··· SUPPLIED RECORDS

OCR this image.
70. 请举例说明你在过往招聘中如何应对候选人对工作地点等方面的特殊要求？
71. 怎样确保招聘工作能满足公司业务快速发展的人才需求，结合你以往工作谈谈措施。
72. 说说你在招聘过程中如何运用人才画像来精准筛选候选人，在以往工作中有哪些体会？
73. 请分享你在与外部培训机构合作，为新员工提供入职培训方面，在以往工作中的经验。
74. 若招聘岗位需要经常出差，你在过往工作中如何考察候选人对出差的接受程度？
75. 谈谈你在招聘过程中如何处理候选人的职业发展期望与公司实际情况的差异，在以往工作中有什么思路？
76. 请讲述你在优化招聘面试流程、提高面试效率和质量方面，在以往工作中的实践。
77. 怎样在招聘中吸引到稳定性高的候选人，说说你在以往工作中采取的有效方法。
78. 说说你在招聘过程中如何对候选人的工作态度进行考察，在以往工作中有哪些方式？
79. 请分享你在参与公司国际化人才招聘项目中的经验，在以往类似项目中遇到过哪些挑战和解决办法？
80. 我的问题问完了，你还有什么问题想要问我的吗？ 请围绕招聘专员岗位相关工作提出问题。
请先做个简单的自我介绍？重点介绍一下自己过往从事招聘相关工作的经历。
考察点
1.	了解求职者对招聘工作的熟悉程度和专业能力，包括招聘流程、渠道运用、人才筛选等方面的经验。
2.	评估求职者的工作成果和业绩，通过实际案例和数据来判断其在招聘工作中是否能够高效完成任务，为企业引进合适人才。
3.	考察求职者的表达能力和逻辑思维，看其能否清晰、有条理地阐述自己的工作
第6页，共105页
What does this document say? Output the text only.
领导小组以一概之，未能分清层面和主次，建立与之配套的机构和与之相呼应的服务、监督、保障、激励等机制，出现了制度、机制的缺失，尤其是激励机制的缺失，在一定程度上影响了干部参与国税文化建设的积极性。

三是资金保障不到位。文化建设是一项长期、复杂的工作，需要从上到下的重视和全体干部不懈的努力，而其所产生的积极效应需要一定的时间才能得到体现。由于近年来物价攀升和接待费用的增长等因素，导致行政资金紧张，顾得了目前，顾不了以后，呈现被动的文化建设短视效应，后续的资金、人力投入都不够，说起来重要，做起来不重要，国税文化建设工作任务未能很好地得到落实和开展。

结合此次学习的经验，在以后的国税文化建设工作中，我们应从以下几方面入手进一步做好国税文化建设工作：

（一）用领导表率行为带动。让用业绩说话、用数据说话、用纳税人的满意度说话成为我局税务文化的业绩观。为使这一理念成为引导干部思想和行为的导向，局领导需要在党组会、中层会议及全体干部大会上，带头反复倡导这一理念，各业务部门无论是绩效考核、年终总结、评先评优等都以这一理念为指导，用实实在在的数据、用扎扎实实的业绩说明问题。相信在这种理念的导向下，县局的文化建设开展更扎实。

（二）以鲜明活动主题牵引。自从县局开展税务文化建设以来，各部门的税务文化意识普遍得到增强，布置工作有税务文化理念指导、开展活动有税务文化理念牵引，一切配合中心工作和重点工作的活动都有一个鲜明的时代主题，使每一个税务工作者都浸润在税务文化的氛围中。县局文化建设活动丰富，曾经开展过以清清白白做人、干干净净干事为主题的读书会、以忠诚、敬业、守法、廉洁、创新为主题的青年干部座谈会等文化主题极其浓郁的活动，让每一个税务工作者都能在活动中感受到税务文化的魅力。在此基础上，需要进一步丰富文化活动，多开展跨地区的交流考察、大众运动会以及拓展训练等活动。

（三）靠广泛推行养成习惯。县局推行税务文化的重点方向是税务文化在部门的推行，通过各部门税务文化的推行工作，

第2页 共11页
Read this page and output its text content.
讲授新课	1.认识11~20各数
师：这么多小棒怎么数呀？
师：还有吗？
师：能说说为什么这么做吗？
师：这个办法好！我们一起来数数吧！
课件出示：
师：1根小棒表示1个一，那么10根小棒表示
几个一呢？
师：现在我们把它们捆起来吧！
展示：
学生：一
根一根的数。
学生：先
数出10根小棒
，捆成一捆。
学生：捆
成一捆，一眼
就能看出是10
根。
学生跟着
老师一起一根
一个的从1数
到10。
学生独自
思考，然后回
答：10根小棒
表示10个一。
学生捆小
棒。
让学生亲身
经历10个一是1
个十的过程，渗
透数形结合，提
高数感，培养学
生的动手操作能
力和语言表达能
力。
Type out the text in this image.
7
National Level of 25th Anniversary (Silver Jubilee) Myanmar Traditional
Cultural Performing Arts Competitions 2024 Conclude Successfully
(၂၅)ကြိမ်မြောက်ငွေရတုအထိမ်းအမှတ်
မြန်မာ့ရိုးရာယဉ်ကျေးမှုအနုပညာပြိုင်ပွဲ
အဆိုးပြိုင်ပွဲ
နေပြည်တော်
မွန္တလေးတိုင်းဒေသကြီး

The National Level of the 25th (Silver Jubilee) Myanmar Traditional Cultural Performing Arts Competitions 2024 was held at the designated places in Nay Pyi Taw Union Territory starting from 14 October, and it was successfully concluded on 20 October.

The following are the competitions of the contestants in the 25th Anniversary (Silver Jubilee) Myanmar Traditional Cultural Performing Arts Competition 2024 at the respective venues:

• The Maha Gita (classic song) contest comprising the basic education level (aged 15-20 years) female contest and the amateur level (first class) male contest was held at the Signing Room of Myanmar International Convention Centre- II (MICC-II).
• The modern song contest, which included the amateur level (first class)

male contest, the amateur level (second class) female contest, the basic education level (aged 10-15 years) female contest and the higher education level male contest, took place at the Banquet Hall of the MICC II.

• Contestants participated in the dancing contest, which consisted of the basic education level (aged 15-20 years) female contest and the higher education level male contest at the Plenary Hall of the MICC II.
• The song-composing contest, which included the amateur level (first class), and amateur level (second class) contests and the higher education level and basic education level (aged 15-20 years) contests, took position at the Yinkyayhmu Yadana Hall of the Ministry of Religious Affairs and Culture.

······

### PROMPT
In the listing above, find each line with the word "Arts" and copy it.

### SOLVED EXERCISE
Cultural Performing Arts Competitions 2024 Conclude Successfully
The National Level of the 25th (Silver Jubilee) Myanmar Traditional Cultural Performing Arts Competitions 2024 was held at the designated places in Nay Pyi Taw Union Territory starting from 14 October, and it was successfully concluded on 20 October.
The following are the competitions of the contestants in the 25th Anniversary (Silver Jubilee) Myanmar Traditional Cultural Performing Arts Competition 2024 at the respective venues:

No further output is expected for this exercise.